→ **What is expected**
Quote every line as written. Omit pictures.

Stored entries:
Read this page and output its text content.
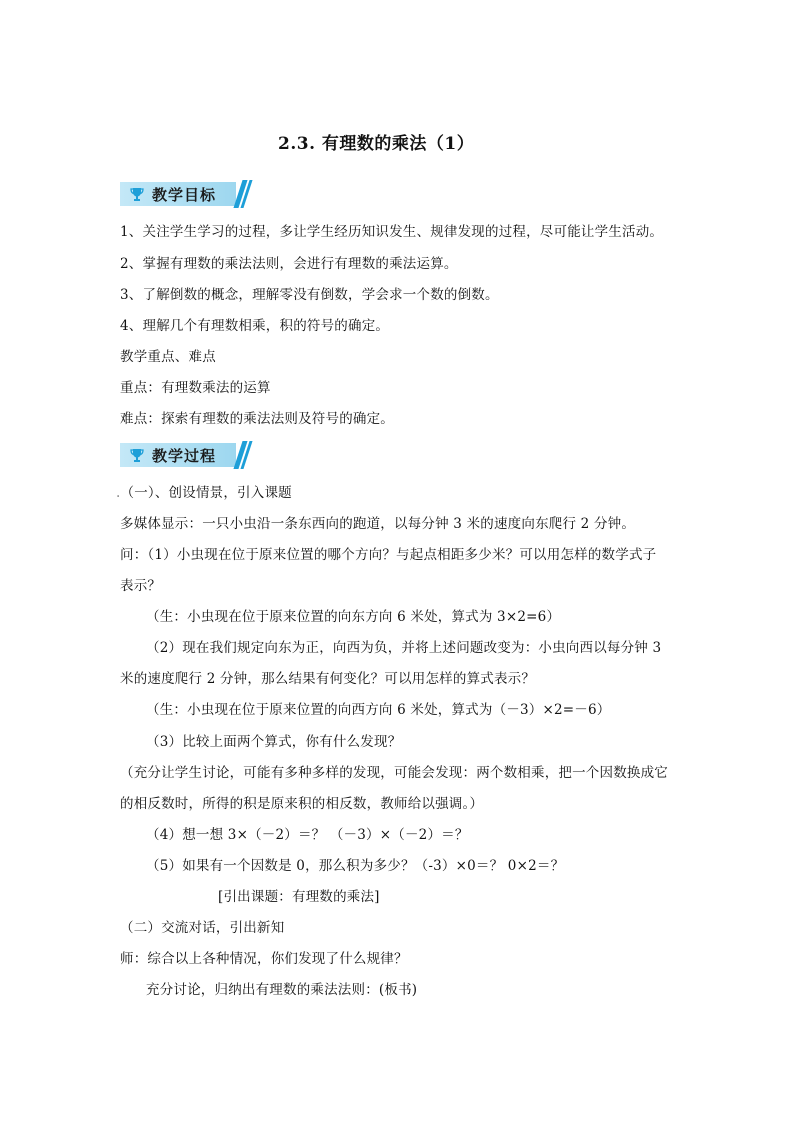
2.3. 有理数的乘法（1）
教学目标
1、关注学生学习的过程，多让学生经历知识发生、规律发现的过程，尽可能让学生活动。
2、掌握有理数的乘法法则，会进行有理数的乘法运算。
3、了解倒数的概念，理解零没有倒数，学会求一个数的倒数。
4、理解几个有理数相乘，积的符号的确定。
教学重点、难点
重点：有理数乘法的运算
难点：探索有理数的乘法法则及符号的确定。
教学过程
.（一）、创设情景，引入课题
多媒体显示：一只小虫沿一条东西向的跑道，以每分钟 3 米的速度向东爬行 2 分钟。
问：（1）小虫现在位于原来位置的哪个方向？与起点相距多少米？可以用怎样的数学式子
表示？
（生：小虫现在位于原来位置的向东方向 6 米处，算式为 3×2=6）
（2）现在我们规定向东为正，向西为负，并将上述问题改变为：小虫向西以每分钟 3
米的速度爬行 2 分钟，那么结果有何变化？可以用怎样的算式表示？
（生：小虫现在位于原来位置的向西方向 6 米处，算式为（－3）×2=－6）
（3）比较上面两个算式，你有什么发现？
（充分让学生讨论，可能有多种多样的发现，可能会发现：两个数相乘，把一个因数换成它
的相反数时，所得的积是原来积的相反数，教师给以强调。）
（4）想一想 3×（－2）＝？ （－3）×（－2）＝？
（5）如果有一个因数是 0，那么积为多少？（-3）×0＝？ 0×2＝？
[引出课题：有理数的乘法]
（二）交流对话，引出新知
师：综合以上各种情况，你们发现了什么规律？
充分讨论，归纳出有理数的乘法法则：(板书)
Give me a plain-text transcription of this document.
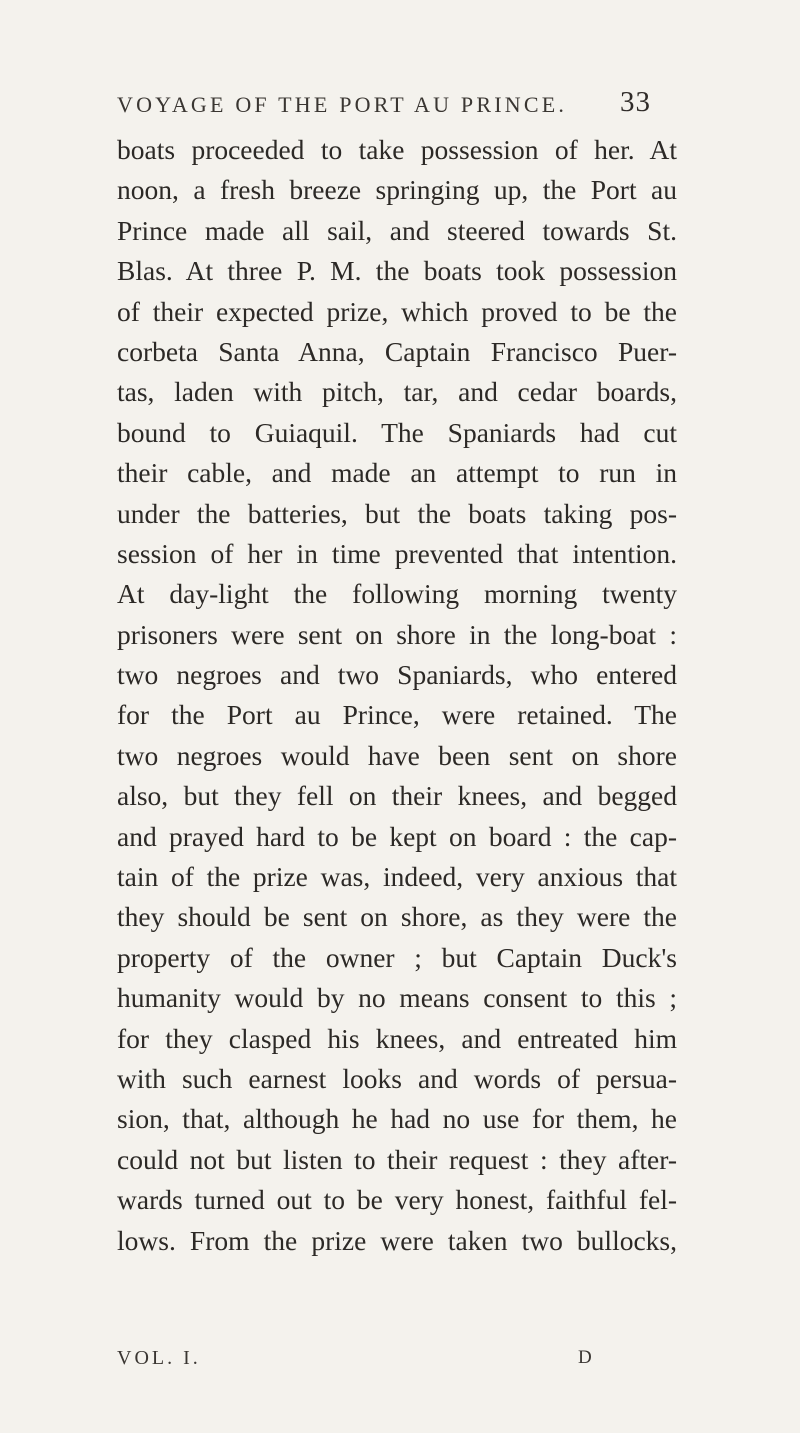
VOYAGE OF THE PORT AU PRINCE.	33
boats proceeded to take possession of her. At
noon, a fresh breeze springing up, the Port au
Prince made all sail, and steered towards St.
Blas. At three P. M. the boats took possession
of their expected prize, which proved to be the
corbeta Santa Anna, Captain Francisco Puer-
tas, laden with pitch, tar, and cedar boards,
bound to Guiaquil. The Spaniards had cut
their cable, and made an attempt to run in
under the batteries, but the boats taking pos-
session of her in time prevented that intention.
At day-light the following morning twenty
prisoners were sent on shore in the long-boat :
two negroes and two Spaniards, who entered
for the Port au Prince, were retained. The
two negroes would have been sent on shore
also, but they fell on their knees, and begged
and prayed hard to be kept on board : the cap-
tain of the prize was, indeed, very anxious that
they should be sent on shore, as they were the
property of the owner ; but Captain Duck's
humanity would by no means consent to this ;
for they clasped his knees, and entreated him
with such earnest looks and words of persua-
sion, that, although he had no use for them, he
could not but listen to their request : they after-
wards turned out to be very honest, faithful fel-
lows. From the prize were taken two bullocks,
VOL. I.	D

→ **Output**
Read this page and output its text content.
2.3. 有理数的乘法（1）
教学目标
1、关注学生学习的过程，多让学生经历知识发生、规律发现的过程，尽可能让学生活动。
2、掌握有理数的乘法法则，会进行有理数的乘法运算。
3、了解倒数的概念，理解零没有倒数，学会求一个数的倒数。
4、理解几个有理数相乘，积的符号的确定。
教学重点、难点
重点：有理数乘法的运算
难点：探索有理数的乘法法则及符号的确定。
教学过程
.（一）、创设情景，引入课题
多媒体显示：一只小虫沿一条东西向的跑道，以每分钟 3 米的速度向东爬行 2 分钟。
问：（1）小虫现在位于原来位置的哪个方向？与起点相距多少米？可以用怎样的数学式子
表示？
（生：小虫现在位于原来位置的向东方向 6 米处，算式为 3×2=6）
（2）现在我们规定向东为正，向西为负，并将上述问题改变为：小虫向西以每分钟 3
米的速度爬行 2 分钟，那么结果有何变化？可以用怎样的算式表示？
（生：小虫现在位于原来位置的向西方向 6 米处，算式为（－3）×2=－6）
（3）比较上面两个算式，你有什么发现？
（充分让学生讨论，可能有多种多样的发现，可能会发现：两个数相乘，把一个因数换成它
的相反数时，所得的积是原来积的相反数，教师给以强调。）
（4）想一想 3×（－2）＝？ （－3）×（－2）＝？
（5）如果有一个因数是 0，那么积为多少？（-3）×0＝？ 0×2＝？
[引出课题：有理数的乘法]
（二）交流对话，引出新知
师：综合以上各种情况，你们发现了什么规律？
充分讨论，归纳出有理数的乘法法则：(板书)
Give me a plain-text transcription of this document.
VOYAGE OF THE PORT AU PRINCE.	33
boats proceeded to take possession of her. At
noon, a fresh breeze springing up, the Port au
Prince made all sail, and steered towards St.
Blas. At three P. M. the boats took possession
of their expected prize, which proved to be the
corbeta Santa Anna, Captain Francisco Puer-
tas, laden with pitch, tar, and cedar boards,
bound to Guiaquil. The Spaniards had cut
their cable, and made an attempt to run in
under the batteries, but the boats taking pos-
session of her in time prevented that intention.
At day-light the following morning twenty
prisoners were sent on shore in the long-boat :
two negroes and two Spaniards, who entered
for the Port au Prince, were retained. The
two negroes would have been sent on shore
also, but they fell on their knees, and begged
and prayed hard to be kept on board : the cap-
tain of the prize was, indeed, very anxious that
they should be sent on shore, as they were the
property of the owner ; but Captain Duck's
humanity would by no means consent to this ;
for they clasped his knees, and entreated him
with such earnest looks and words of persua-
sion, that, although he had no use for them, he
could not but listen to their request : they after-
wards turned out to be very honest, faithful fel-
lows. From the prize were taken two bullocks,
VOL. I.	D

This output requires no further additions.